------ Data lines ------

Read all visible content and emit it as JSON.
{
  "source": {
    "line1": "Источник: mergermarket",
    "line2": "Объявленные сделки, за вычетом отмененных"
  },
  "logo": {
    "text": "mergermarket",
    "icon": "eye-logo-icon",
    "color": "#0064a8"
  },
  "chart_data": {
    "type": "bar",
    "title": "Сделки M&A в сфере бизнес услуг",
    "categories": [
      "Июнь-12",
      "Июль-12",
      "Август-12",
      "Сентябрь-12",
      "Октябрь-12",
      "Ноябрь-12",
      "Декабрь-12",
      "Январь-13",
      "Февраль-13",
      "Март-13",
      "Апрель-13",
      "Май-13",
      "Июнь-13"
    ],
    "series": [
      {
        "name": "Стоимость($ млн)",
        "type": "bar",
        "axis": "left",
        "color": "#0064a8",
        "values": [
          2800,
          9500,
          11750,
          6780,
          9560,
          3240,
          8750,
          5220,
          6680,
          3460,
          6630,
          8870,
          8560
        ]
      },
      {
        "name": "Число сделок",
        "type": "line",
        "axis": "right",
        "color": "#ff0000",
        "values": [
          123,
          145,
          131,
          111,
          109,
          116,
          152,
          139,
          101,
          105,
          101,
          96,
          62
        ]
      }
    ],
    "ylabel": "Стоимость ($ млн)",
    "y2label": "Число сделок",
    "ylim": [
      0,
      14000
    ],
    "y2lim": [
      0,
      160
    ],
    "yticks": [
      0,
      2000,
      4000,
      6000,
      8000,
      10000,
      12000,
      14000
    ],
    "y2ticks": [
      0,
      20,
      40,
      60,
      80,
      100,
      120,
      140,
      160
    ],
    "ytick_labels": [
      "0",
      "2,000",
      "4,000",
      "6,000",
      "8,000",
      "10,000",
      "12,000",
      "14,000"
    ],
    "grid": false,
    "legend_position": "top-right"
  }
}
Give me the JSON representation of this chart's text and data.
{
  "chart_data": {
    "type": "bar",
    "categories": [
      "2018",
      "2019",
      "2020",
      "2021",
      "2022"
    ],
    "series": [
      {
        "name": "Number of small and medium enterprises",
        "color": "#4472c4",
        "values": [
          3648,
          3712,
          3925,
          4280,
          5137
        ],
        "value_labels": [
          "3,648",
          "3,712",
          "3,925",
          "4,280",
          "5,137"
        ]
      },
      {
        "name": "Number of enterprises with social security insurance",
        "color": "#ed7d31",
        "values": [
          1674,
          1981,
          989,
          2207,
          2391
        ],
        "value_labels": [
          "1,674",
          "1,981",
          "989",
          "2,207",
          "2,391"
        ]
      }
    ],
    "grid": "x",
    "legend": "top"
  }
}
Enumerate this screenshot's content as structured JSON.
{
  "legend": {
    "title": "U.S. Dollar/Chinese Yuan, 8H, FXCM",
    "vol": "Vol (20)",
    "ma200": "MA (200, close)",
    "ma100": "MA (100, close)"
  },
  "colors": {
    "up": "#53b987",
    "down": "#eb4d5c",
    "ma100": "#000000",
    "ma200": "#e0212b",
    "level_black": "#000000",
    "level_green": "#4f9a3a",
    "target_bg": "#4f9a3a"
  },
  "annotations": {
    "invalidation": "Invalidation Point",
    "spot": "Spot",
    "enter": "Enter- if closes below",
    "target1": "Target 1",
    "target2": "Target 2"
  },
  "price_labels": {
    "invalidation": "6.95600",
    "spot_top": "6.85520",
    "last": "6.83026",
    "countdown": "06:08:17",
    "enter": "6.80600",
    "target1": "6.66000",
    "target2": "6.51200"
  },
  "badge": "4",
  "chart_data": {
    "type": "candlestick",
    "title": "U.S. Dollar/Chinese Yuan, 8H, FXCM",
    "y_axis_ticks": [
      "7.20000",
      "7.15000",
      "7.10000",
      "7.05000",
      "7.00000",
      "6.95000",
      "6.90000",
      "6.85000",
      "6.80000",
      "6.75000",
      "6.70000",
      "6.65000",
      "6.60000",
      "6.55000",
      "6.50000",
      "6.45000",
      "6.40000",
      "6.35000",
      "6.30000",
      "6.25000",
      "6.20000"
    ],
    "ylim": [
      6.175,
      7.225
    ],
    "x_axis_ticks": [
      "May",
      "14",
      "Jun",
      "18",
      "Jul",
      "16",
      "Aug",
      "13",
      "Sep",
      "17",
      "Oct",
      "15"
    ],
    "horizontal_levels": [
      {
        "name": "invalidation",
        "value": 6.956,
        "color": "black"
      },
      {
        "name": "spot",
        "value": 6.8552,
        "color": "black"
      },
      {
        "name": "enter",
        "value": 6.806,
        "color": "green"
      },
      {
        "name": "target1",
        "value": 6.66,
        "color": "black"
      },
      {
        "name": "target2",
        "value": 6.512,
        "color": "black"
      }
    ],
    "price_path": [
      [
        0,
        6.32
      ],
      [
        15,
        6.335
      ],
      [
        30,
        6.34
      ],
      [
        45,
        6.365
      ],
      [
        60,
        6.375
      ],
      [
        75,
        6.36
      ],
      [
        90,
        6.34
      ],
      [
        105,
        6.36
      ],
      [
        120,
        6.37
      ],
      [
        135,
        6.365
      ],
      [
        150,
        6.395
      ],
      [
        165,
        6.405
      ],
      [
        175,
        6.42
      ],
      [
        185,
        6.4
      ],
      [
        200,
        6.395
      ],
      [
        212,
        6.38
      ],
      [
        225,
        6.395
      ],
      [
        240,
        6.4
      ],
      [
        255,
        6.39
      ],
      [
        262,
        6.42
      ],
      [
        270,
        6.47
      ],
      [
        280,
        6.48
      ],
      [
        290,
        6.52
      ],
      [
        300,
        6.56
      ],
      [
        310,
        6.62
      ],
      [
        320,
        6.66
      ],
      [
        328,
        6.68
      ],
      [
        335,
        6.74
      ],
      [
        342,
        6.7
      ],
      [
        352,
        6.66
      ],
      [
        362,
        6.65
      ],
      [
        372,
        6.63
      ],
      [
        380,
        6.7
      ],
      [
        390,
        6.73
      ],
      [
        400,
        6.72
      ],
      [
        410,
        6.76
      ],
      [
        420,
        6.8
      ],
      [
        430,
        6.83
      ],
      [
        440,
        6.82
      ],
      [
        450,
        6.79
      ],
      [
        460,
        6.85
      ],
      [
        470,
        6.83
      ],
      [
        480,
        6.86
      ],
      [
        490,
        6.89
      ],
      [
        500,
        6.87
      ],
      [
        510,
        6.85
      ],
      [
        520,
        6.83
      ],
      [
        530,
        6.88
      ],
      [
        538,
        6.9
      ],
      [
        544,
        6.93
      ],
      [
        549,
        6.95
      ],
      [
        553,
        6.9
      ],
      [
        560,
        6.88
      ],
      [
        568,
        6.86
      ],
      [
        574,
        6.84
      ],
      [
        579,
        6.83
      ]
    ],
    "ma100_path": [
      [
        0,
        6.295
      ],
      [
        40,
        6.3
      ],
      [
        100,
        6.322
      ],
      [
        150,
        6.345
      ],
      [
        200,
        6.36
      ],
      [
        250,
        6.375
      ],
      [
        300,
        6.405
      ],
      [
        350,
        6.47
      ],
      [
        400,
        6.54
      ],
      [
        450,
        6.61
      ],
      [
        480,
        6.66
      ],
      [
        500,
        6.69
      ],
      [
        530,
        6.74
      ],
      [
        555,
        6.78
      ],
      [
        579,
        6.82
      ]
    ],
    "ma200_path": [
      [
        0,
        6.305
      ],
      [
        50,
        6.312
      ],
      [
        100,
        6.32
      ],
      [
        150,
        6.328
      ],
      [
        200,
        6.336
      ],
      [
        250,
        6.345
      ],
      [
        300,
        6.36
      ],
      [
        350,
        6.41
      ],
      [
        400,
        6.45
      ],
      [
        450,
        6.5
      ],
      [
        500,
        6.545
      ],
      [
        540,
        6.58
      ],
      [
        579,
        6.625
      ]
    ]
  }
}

------

Problem to solve: All of the data needs to be printed once more, exactly.

The response:
Read all visible content and emit it as JSON.
{
  "source": {
    "line1": "Источник: mergermarket",
    "line2": "Объявленные сделки, за вычетом отмененных"
  },
  "logo": {
    "text": "mergermarket",
    "icon": "eye-logo-icon",
    "color": "#0064a8"
  },
  "chart_data": {
    "type": "bar",
    "title": "Сделки M&A в сфере бизнес услуг",
    "categories": [
      "Июнь-12",
      "Июль-12",
      "Август-12",
      "Сентябрь-12",
      "Октябрь-12",
      "Ноябрь-12",
      "Декабрь-12",
      "Январь-13",
      "Февраль-13",
      "Март-13",
      "Апрель-13",
      "Май-13",
      "Июнь-13"
    ],
    "series": [
      {
        "name": "Стоимость($ млн)",
        "type": "bar",
        "axis": "left",
        "color": "#0064a8",
        "values": [
          2800,
          9500,
          11750,
          6780,
          9560,
          3240,
          8750,
          5220,
          6680,
          3460,
          6630,
          8870,
          8560
        ]
      },
      {
        "name": "Число сделок",
        "type": "line",
        "axis": "right",
        "color": "#ff0000",
        "values": [
          123,
          145,
          131,
          111,
          109,
          116,
          152,
          139,
          101,
          105,
          101,
          96,
          62
        ]
      }
    ],
    "ylabel": "Стоимость ($ млн)",
    "y2label": "Число сделок",
    "ylim": [
      0,
      14000
    ],
    "y2lim": [
      0,
      160
    ],
    "yticks": [
      0,
      2000,
      4000,
      6000,
      8000,
      10000,
      12000,
      14000
    ],
    "y2ticks": [
      0,
      20,
      40,
      60,
      80,
      100,
      120,
      140,
      160
    ],
    "ytick_labels": [
      "0",
      "2,000",
      "4,000",
      "6,000",
      "8,000",
      "10,000",
      "12,000",
      "14,000"
    ],
    "grid": false,
    "legend_position": "top-right"
  }
}
Give me the JSON representation of this chart's text and data.
{
  "chart_data": {
    "type": "bar",
    "categories": [
      "2018",
      "2019",
      "2020",
      "2021",
      "2022"
    ],
    "series": [
      {
        "name": "Number of small and medium enterprises",
        "color": "#4472c4",
        "values": [
          3648,
          3712,
          3925,
          4280,
          5137
        ],
        "value_labels": [
          "3,648",
          "3,712",
          "3,925",
          "4,280",
          "5,137"
        ]
      },
      {
        "name": "Number of enterprises with social security insurance",
        "color": "#ed7d31",
        "values": [
          1674,
          1981,
          989,
          2207,
          2391
        ],
        "value_labels": [
          "1,674",
          "1,981",
          "989",
          "2,207",
          "2,391"
        ]
      }
    ],
    "grid": "x",
    "legend": "top"
  }
}
Enumerate this screenshot's content as structured JSON.
{
  "legend": {
    "title": "U.S. Dollar/Chinese Yuan, 8H, FXCM",
    "vol": "Vol (20)",
    "ma200": "MA (200, close)",
    "ma100": "MA (100, close)"
  },
  "colors": {
    "up": "#53b987",
    "down": "#eb4d5c",
    "ma100": "#000000",
    "ma200": "#e0212b",
    "level_black": "#000000",
    "level_green": "#4f9a3a",
    "target_bg": "#4f9a3a"
  },
  "annotations": {
    "invalidation": "Invalidation Point",
    "spot": "Spot",
    "enter": "Enter- if closes below",
    "target1": "Target 1",
    "target2": "Target 2"
  },
  "price_labels": {
    "invalidation": "6.95600",
    "spot_top": "6.85520",
    "last": "6.83026",
    "countdown": "06:08:17",
    "enter": "6.80600",
    "target1": "6.66000",
    "target2": "6.51200"
  },
  "badge": "4",
  "chart_data": {
    "type": "candlestick",
    "title": "U.S. Dollar/Chinese Yuan, 8H, FXCM",
    "y_axis_ticks": [
      "7.20000",
      "7.15000",
      "7.10000",
      "7.05000",
      "7.00000",
      "6.95000",
      "6.90000",
      "6.85000",
      "6.80000",
      "6.75000",
      "6.70000",
      "6.65000",
      "6.60000",
      "6.55000",
      "6.50000",
      "6.45000",
      "6.40000",
      "6.35000",
      "6.30000",
      "6.25000",
      "6.20000"
    ],
    "ylim": [
      6.175,
      7.225
    ],
    "x_axis_ticks": [
      "May",
      "14",
      "Jun",
      "18",
      "Jul",
      "16",
      "Aug",
      "13",
      "Sep",
      "17",
      "Oct",
      "15"
    ],
    "horizontal_levels": [
      {
        "name": "invalidation",
        "value": 6.956,
        "color": "black"
      },
      {
        "name": "spot",
        "value": 6.8552,
        "color": "black"
      },
      {
        "name": "enter",
        "value": 6.806,
        "color": "green"
      },
      {
        "name": "target1",
        "value": 6.66,
        "color": "black"
      },
      {
        "name": "target2",
        "value": 6.512,
        "color": "black"
      }
    ],
    "price_path": [
      [
        0,
        6.32
      ],
      [
        15,
        6.335
      ],
      [
        30,
        6.34
      ],
      [
        45,
        6.365
      ],
      [
        60,
        6.375
      ],
      [
        75,
        6.36
      ],
      [
        90,
        6.34
      ],
      [
        105,
        6.36
      ],
      [
        120,
        6.37
      ],
      [
        135,
        6.365
      ],
      [
        150,
        6.395
      ],
      [
        165,
        6.405
      ],
      [
        175,
        6.42
      ],
      [
        185,
        6.4
      ],
      [
        200,
        6.395
      ],
      [
        212,
        6.38
      ],
      [
        225,
        6.395
      ],
      [
        240,
        6.4
      ],
      [
        255,
        6.39
      ],
      [
        262,
        6.42
      ],
      [
        270,
        6.47
      ],
      [
        280,
        6.48
      ],
      [
        290,
        6.52
      ],
      [
        300,
        6.56
      ],
      [
        310,
        6.62
      ],
      [
        320,
        6.66
      ],
      [
        328,
        6.68
      ],
      [
        335,
        6.74
      ],
      [
        342,
        6.7
      ],
      [
        352,
        6.66
      ],
      [
        362,
        6.65
      ],
      [
        372,
        6.63
      ],
      [
        380,
        6.7
      ],
      [
        390,
        6.73
      ],
      [
        400,
        6.72
      ],
      [
        410,
        6.76
      ],
      [
        420,
        6.8
      ],
      [
        430,
        6.83
      ],
      [
        440,
        6.82
      ],
      [
        450,
        6.79
      ],
      [
        460,
        6.85
      ],
      [
        470,
        6.83
      ],
      [
        480,
        6.86
      ],
      [
        490,
        6.89
      ],
      [
        500,
        6.87
      ],
      [
        510,
        6.85
      ],
      [
        520,
        6.83
      ],
      [
        530,
        6.88
      ],
      [
        538,
        6.9
      ],
      [
        544,
        6.93
      ],
      [
        549,
        6.95
      ],
      [
        553,
        6.9
      ],
      [
        560,
        6.88
      ],
      [
        568,
        6.86
      ],
      [
        574,
        6.84
      ],
      [
        579,
        6.83
      ]
    ],
    "ma100_path": [
      [
        0,
        6.295
      ],
      [
        40,
        6.3
      ],
      [
        100,
        6.322
      ],
      [
        150,
        6.345
      ],
      [
        200,
        6.36
      ],
      [
        250,
        6.375
      ],
      [
        300,
        6.405
      ],
      [
        350,
        6.47
      ],
      [
        400,
        6.54
      ],
      [
        450,
        6.61
      ],
      [
        480,
        6.66
      ],
      [
        500,
        6.69
      ],
      [
        530,
        6.74
      ],
      [
        555,
        6.78
      ],
      [
        579,
        6.82
      ]
    ],
    "ma200_path": [
      [
        0,
        6.305
      ],
      [
        50,
        6.312
      ],
      [
        100,
        6.32
      ],
      [
        150,
        6.328
      ],
      [
        200,
        6.336
      ],
      [
        250,
        6.345
      ],
      [
        300,
        6.36
      ],
      [
        350,
        6.41
      ],
      [
        400,
        6.45
      ],
      [
        450,
        6.5
      ],
      [
        500,
        6.545
      ],
      [
        540,
        6.58
      ],
      [
        579,
        6.625
      ]
    ]
  }
}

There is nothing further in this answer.